Structured figure records -
* begin *
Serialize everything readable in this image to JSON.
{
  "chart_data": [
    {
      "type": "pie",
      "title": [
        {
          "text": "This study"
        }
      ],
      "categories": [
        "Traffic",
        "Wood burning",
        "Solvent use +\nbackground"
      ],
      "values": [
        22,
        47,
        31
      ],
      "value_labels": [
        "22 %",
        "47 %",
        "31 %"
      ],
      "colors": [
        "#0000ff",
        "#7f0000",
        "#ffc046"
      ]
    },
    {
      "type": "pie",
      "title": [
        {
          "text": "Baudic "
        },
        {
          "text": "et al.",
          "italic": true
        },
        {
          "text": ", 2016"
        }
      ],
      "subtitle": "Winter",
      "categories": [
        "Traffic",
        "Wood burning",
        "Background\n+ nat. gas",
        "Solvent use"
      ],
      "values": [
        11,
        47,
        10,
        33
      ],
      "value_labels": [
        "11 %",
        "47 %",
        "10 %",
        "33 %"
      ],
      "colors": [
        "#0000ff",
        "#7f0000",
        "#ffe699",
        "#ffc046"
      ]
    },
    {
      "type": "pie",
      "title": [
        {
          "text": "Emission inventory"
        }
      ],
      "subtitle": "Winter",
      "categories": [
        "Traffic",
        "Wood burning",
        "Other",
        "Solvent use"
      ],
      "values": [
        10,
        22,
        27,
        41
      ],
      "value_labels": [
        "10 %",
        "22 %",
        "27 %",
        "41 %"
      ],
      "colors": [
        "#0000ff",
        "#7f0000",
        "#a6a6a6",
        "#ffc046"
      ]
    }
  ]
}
* end *
Problem statement - Exact copies of all the records are required.

Answer for this exercise -
Serialize everything readable in this image to JSON.
{
  "chart_data": [
    {
      "type": "pie",
      "title": [
        {
          "text": "This study"
        }
      ],
      "categories": [
        "Traffic",
        "Wood burning",
        "Solvent use +\nbackground"
      ],
      "values": [
        22,
        47,
        31
      ],
      "value_labels": [
        "22 %",
        "47 %",
        "31 %"
      ],
      "colors": [
        "#0000ff",
        "#7f0000",
        "#ffc046"
      ]
    },
    {
      "type": "pie",
      "title": [
        {
          "text": "Baudic "
        },
        {
          "text": "et al.",
          "italic": true
        },
        {
          "text": ", 2016"
        }
      ],
      "subtitle": "Winter",
      "categories": [
        "Traffic",
        "Wood burning",
        "Background\n+ nat. gas",
        "Solvent use"
      ],
      "values": [
        11,
        47,
        10,
        33
      ],
      "value_labels": [
        "11 %",
        "47 %",
        "10 %",
        "33 %"
      ],
      "colors": [
        "#0000ff",
        "#7f0000",
        "#ffe699",
        "#ffc046"
      ]
    },
    {
      "type": "pie",
      "title": [
        {
          "text": "Emission inventory"
        }
      ],
      "subtitle": "Winter",
      "categories": [
        "Traffic",
        "Wood burning",
        "Other",
        "Solvent use"
      ],
      "values": [
        10,
        22,
        27,
        41
      ],
      "value_labels": [
        "10 %",
        "22 %",
        "27 %",
        "41 %"
      ],
      "colors": [
        "#0000ff",
        "#7f0000",
        "#a6a6a6",
        "#ffc046"
      ]
    }
  ]
}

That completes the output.